Can you transcribe every record below exactly as it appears?

> _Input_:
::::

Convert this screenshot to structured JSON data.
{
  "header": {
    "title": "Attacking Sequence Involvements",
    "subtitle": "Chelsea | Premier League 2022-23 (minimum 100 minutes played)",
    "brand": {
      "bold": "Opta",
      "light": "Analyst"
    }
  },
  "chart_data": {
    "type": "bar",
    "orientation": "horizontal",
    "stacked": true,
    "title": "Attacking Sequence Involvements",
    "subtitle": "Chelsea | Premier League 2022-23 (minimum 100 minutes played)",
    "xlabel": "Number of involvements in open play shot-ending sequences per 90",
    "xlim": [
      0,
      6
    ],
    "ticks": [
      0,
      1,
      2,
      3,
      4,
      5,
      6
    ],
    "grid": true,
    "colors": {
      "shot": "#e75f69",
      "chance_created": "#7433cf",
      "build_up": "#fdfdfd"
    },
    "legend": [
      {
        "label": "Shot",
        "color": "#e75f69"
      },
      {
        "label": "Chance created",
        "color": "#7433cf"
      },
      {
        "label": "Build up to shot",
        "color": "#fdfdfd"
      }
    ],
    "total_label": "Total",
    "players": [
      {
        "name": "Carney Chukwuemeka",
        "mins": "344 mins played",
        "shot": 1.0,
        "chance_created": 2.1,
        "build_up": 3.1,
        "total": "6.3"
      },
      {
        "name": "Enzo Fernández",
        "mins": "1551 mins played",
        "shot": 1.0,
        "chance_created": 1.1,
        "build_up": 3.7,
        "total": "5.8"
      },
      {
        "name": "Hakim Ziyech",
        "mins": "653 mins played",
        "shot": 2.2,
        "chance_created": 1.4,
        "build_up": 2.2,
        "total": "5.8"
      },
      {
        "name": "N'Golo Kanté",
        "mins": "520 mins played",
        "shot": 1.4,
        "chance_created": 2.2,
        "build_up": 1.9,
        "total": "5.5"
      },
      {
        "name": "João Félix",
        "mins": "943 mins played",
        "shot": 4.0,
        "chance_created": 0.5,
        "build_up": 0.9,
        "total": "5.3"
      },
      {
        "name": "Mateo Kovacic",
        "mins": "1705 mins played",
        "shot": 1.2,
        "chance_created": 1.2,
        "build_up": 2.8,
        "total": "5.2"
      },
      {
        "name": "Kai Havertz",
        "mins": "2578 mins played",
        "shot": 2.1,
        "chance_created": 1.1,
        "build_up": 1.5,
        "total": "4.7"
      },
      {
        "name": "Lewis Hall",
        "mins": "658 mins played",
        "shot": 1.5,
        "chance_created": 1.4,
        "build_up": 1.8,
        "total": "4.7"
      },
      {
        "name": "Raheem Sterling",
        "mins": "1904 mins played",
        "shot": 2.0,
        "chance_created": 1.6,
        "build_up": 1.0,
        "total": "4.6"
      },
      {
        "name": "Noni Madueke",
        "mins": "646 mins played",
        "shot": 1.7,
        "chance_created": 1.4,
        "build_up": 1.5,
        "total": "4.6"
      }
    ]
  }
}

::::

> _Answer_:
Convert this screenshot to structured JSON data.
{
  "header": {
    "title": "Attacking Sequence Involvements",
    "subtitle": "Chelsea | Premier League 2022-23 (minimum 100 minutes played)",
    "brand": {
      "bold": "Opta",
      "light": "Analyst"
    }
  },
  "chart_data": {
    "type": "bar",
    "orientation": "horizontal",
    "stacked": true,
    "title": "Attacking Sequence Involvements",
    "subtitle": "Chelsea | Premier League 2022-23 (minimum 100 minutes played)",
    "xlabel": "Number of involvements in open play shot-ending sequences per 90",
    "xlim": [
      0,
      6
    ],
    "ticks": [
      0,
      1,
      2,
      3,
      4,
      5,
      6
    ],
    "grid": true,
    "colors": {
      "shot": "#e75f69",
      "chance_created": "#7433cf",
      "build_up": "#fdfdfd"
    },
    "legend": [
      {
        "label": "Shot",
        "color": "#e75f69"
      },
      {
        "label": "Chance created",
        "color": "#7433cf"
      },
      {
        "label": "Build up to shot",
        "color": "#fdfdfd"
      }
    ],
    "total_label": "Total",
    "players": [
      {
        "name": "Carney Chukwuemeka",
        "mins": "344 mins played",
        "shot": 1.0,
        "chance_created": 2.1,
        "build_up": 3.1,
        "total": "6.3"
      },
      {
        "name": "Enzo Fernández",
        "mins": "1551 mins played",
        "shot": 1.0,
        "chance_created": 1.1,
        "build_up": 3.7,
        "total": "5.8"
      },
      {
        "name": "Hakim Ziyech",
        "mins": "653 mins played",
        "shot": 2.2,
        "chance_created": 1.4,
        "build_up": 2.2,
        "total": "5.8"
      },
      {
        "name": "N'Golo Kanté",
        "mins": "520 mins played",
        "shot": 1.4,
        "chance_created": 2.2,
        "build_up": 1.9,
        "total": "5.5"
      },
      {
        "name": "João Félix",
        "mins": "943 mins played",
        "shot": 4.0,
        "chance_created": 0.5,
        "build_up": 0.9,
        "total": "5.3"
      },
      {
        "name": "Mateo Kovacic",
        "mins": "1705 mins played",
        "shot": 1.2,
        "chance_created": 1.2,
        "build_up": 2.8,
        "total": "5.2"
      },
      {
        "name": "Kai Havertz",
        "mins": "2578 mins played",
        "shot": 2.1,
        "chance_created": 1.1,
        "build_up": 1.5,
        "total": "4.7"
      },
      {
        "name": "Lewis Hall",
        "mins": "658 mins played",
        "shot": 1.5,
        "chance_created": 1.4,
        "build_up": 1.8,
        "total": "4.7"
      },
      {
        "name": "Raheem Sterling",
        "mins": "1904 mins played",
        "shot": 2.0,
        "chance_created": 1.6,
        "build_up": 1.0,
        "total": "4.6"
      },
      {
        "name": "Noni Madueke",
        "mins": "646 mins played",
        "shot": 1.7,
        "chance_created": 1.4,
        "build_up": 1.5,
        "total": "4.6"
      }
    ]
  }
}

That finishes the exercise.